Rows from a dataset
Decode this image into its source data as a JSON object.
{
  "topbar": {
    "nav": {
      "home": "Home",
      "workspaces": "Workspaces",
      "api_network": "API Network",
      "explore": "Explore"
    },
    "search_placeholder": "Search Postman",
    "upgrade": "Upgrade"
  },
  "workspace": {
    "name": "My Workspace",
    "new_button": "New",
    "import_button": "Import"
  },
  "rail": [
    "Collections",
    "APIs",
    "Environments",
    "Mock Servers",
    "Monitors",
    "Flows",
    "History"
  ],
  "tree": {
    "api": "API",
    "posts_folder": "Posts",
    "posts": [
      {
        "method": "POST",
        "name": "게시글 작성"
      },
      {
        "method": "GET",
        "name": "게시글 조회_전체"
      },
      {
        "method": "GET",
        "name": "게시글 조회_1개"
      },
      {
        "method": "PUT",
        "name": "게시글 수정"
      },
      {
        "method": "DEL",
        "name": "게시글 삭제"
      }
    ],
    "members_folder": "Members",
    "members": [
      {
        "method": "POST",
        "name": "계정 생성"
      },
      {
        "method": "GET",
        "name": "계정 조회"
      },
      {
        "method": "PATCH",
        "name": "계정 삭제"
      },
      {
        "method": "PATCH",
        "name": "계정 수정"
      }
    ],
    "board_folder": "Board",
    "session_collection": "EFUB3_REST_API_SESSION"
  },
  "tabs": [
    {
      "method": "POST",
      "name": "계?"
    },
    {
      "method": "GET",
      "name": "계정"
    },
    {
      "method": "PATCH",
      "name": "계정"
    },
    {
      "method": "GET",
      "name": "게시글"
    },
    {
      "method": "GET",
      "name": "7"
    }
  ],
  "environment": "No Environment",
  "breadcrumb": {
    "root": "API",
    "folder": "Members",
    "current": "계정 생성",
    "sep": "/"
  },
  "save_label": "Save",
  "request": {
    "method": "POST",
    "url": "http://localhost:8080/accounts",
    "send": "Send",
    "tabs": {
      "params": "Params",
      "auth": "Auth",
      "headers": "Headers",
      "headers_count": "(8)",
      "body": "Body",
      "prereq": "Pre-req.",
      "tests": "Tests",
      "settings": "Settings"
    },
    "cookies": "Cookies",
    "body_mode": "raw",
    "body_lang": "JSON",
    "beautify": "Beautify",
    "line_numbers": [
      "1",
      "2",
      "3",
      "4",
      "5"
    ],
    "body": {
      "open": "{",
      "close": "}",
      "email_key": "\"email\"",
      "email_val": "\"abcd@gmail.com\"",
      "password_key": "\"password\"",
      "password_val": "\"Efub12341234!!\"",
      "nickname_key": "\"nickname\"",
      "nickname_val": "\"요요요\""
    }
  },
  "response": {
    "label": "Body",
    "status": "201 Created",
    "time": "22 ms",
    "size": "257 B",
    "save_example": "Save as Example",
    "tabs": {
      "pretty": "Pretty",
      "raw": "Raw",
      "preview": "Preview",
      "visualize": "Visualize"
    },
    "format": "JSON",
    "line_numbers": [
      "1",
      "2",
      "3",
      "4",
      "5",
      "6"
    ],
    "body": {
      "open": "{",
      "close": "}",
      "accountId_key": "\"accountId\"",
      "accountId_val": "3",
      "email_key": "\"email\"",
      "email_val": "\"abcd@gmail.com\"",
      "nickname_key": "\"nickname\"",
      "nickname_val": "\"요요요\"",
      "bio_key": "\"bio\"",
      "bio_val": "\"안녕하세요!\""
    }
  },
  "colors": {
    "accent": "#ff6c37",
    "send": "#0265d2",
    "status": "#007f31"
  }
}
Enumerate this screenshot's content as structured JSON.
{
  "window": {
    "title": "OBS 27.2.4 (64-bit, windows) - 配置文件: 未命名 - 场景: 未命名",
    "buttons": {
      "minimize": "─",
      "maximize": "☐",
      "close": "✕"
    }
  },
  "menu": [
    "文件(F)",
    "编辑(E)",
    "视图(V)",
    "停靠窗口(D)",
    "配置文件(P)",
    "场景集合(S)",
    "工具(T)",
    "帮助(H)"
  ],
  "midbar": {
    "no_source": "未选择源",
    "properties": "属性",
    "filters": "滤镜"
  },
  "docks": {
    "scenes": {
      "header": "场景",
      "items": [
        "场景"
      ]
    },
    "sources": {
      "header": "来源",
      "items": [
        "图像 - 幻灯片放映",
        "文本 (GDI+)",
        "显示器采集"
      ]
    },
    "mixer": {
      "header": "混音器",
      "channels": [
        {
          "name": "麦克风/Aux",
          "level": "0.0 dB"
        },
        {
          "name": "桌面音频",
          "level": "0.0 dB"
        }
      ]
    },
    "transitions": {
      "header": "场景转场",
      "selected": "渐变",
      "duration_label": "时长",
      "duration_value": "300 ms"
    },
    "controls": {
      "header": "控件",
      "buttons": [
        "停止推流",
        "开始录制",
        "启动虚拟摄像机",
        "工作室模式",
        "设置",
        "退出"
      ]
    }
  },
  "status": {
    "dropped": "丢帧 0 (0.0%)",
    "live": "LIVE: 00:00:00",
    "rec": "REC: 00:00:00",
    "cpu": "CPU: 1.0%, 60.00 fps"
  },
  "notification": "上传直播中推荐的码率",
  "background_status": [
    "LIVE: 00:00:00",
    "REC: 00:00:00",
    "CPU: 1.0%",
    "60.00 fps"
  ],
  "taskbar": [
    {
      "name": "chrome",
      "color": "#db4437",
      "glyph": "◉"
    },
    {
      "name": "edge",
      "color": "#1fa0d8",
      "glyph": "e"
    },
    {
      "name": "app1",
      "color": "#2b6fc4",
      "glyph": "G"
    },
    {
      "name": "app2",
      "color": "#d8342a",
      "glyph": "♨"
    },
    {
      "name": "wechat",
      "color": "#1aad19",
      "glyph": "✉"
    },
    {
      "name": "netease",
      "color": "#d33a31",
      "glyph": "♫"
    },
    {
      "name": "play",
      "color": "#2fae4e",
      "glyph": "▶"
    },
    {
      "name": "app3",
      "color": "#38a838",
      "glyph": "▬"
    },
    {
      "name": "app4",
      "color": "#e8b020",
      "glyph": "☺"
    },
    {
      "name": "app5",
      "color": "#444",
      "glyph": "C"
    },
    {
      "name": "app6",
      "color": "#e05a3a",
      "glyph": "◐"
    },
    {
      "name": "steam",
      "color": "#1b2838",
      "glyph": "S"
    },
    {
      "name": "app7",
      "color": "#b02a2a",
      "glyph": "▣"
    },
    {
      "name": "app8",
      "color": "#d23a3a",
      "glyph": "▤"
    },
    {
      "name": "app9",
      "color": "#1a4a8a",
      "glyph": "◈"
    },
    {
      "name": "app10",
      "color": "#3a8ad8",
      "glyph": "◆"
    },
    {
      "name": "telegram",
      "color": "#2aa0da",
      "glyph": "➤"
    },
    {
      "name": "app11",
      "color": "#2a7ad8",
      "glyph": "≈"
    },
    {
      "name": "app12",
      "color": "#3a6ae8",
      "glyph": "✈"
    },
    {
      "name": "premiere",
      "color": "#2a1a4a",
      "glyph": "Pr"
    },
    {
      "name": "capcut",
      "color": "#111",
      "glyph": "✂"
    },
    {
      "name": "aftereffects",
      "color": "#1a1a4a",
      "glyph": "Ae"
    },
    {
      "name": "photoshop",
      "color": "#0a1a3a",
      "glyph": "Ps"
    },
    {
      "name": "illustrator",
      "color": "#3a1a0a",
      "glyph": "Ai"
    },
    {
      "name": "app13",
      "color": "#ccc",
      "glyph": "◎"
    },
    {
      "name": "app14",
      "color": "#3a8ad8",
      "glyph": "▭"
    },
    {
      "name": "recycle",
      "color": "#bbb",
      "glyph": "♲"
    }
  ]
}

__Exercise requirements__. Check each line of the records for the word "this", and show the lines that contain it.

__Output below__.
Decode this image into its source data as a JSON object.
Enumerate this screenshot's content as structured JSON.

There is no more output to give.